● 本文:
★ ★ ★ ★ ★
ヒメミコもまずビジュアルがすごく好みで。元々v4 flowerのデザインも担当していた△○□×(みわしいば)さんのイラストも以前から好きでしたし、声も個性的でいいな、と思いお迎えしました。ヒメミコはトーク動画の印象も強いですが、歌声と喋り声どちらも自分は好きで。今後も両方の声を活かせる作品を作っていきたいと思っていますね。
ボカロP以前にオタクとしての“好き”やルーツが一貫したまま
──話が少し前後しますが、先ほどのダークメルヘンな雰囲気が好きという件から、ボカロ以外のお好きな音楽も少し伺えればと。
きさら:
結構大きいのはゲーム音楽でしょうか。戦闘BGMや疾走感のある曲、マイナー調の曲なんかを好んで聴いていた部分はあります。アイドルのアプリゲーもそうですけど、幼少期からゲームはずっと好きで。「風のクロノア」シリーズや「星のカービィ」シリーズ、あとマイナー調のメロディは「テイルズ」シリーズの戦闘BGMが好きなので、その辺の影響だと思います。
──ちなみに、最近お好きなゲームはあったりします?
きさら:
最近はあまりゲームできてなくて…どちらかというと、作業中にVtuberさんの雑談配信をよく見たりしてますね。剣持刀也さんや周央サンゴさんの雑談配信を見ながら、絵を描いたり曲を作ったりしてます。サンゴさんは歌ってみたの曲のチョイスも個人的にすごく好きなんですよ。
──そういえば、動画イラストもご自身で手がけることが多いですよね。
きさら:
絵も元々幼稚園のお絵描きぐらいから延長線でずっと描いていて。ネットでの活動は、実は音楽より絵の方が先ですね。SNSの過去の履歴を遡ると、ボカロPになる前の1オタクとしてアニメ見ながらたまにイラスト載せてる、みたいなログが出てきますね(笑)
──お話を聞いていると、きさらさんのお好きなものには一貫性を強く感じます。ゲームであったり、キャラクター性のある二次元的な存在ですとか。
★ ★ ★ ★ ★
● 提供データ:
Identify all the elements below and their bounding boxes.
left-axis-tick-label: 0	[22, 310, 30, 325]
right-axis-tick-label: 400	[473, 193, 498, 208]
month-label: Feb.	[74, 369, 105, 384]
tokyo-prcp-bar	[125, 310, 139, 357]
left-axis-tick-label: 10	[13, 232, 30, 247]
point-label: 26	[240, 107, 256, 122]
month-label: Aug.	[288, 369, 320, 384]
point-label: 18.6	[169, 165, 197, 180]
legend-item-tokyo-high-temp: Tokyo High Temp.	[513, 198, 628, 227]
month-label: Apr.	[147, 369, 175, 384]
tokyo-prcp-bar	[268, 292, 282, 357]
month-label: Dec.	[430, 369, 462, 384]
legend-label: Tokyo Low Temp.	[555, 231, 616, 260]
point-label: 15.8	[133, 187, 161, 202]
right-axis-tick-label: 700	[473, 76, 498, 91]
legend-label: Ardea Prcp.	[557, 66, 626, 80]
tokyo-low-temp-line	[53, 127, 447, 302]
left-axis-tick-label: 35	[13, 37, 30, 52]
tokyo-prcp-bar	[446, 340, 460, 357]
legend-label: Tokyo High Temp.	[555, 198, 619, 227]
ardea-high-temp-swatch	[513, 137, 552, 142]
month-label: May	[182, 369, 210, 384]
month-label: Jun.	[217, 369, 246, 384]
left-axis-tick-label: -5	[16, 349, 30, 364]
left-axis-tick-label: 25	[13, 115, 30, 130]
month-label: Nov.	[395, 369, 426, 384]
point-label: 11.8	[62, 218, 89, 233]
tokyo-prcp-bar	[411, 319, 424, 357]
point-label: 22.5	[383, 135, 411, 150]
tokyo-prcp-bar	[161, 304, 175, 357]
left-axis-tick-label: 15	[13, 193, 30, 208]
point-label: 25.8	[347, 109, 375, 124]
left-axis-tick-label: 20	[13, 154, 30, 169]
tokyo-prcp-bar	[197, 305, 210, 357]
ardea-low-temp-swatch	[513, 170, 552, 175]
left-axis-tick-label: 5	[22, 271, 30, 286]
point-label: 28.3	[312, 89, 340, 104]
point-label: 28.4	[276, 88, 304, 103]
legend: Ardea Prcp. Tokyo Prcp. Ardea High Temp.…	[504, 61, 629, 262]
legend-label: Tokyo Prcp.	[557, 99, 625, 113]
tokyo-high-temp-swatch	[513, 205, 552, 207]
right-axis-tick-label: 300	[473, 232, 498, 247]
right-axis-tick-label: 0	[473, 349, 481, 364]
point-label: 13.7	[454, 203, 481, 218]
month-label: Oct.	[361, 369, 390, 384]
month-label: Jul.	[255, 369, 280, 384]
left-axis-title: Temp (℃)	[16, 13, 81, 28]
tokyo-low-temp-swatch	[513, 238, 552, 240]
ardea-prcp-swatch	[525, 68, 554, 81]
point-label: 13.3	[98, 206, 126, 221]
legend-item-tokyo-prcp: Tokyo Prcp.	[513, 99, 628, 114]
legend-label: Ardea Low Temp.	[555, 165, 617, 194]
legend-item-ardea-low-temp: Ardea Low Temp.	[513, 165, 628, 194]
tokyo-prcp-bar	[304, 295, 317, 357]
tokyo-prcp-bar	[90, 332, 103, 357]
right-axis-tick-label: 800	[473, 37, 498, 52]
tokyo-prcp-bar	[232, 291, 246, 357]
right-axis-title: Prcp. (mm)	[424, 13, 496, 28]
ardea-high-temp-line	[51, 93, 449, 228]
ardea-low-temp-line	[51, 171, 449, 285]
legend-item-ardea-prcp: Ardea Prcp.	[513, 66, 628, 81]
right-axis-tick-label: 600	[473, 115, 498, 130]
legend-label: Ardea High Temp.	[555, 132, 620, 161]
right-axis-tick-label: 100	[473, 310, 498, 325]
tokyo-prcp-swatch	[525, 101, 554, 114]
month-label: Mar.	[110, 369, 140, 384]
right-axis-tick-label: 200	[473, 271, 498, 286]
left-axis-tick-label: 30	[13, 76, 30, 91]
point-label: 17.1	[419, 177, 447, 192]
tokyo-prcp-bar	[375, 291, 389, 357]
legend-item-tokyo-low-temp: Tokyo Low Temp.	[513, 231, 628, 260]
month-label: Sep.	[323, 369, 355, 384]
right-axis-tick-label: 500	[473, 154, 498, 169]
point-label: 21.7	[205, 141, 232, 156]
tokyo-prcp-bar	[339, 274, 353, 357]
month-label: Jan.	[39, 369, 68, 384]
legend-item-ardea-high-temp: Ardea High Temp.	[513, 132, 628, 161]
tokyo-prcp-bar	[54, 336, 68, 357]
★ ★ ★ ★ ★
● 課題:
本文の「ヒメミコもまずビジュアルがす」から「ある二次元的な存在ですとか。」までを、一字も変えずに書き写してください。 データは本文と関係がありません。

● 結果:
ヒメミコもまずビジュアルがすごく好みで。元々v4 flowerのデザインも担当していた△○□×(みわしいば)さんのイラストも以前から好きでしたし、声も個性的でいいな、と思いお迎えしました。ヒメミコはトーク動画の印象も強いですが、歌声と喋り声どちらも自分は好きで。今後も両方の声を活かせる作品を作っていきたいと思っていますね。
ボカロP以前にオタクとしての“好き”やルーツが一貫したまま
──話が少し前後しますが、先ほどのダークメルヘンな雰囲気が好きという件から、ボカロ以外のお好きな音楽も少し伺えればと。
きさら:
結構大きいのはゲーム音楽でしょうか。戦闘BGMや疾走感のある曲、マイナー調の曲なんかを好んで聴いていた部分はあります。アイドルのアプリゲーもそうですけど、幼少期からゲームはずっと好きで。「風のクロノア」シリーズや「星のカービィ」シリーズ、あとマイナー調のメロディは「テイルズ」シリーズの戦闘BGMが好きなので、その辺の影響だと思います。
──ちなみに、最近お好きなゲームはあったりします?
きさら:
最近はあまりゲームできてなくて…どちらかというと、作業中にVtuberさんの雑談配信をよく見たりしてますね。剣持刀也さんや周央サンゴさんの雑談配信を見ながら、絵を描いたり曲を作ったりしてます。サンゴさんは歌ってみたの曲のチョイスも個人的にすごく好きなんですよ。
──そういえば、動画イラストもご自身で手がけることが多いですよね。
きさら:
絵も元々幼稚園のお絵描きぐらいから延長線でずっと描いていて。ネットでの活動は、実は音楽より絵の方が先ですね。SNSの過去の履歴を遡ると、ボカロPになる前の1オタクとしてアニメ見ながらたまにイラスト載せてる、みたいなログが出てきますね(笑)
──お話を聞いていると、きさらさんのお好きなものには一貫性を強く感じます。ゲームであったり、キャラクター性のある二次元的な存在ですとか。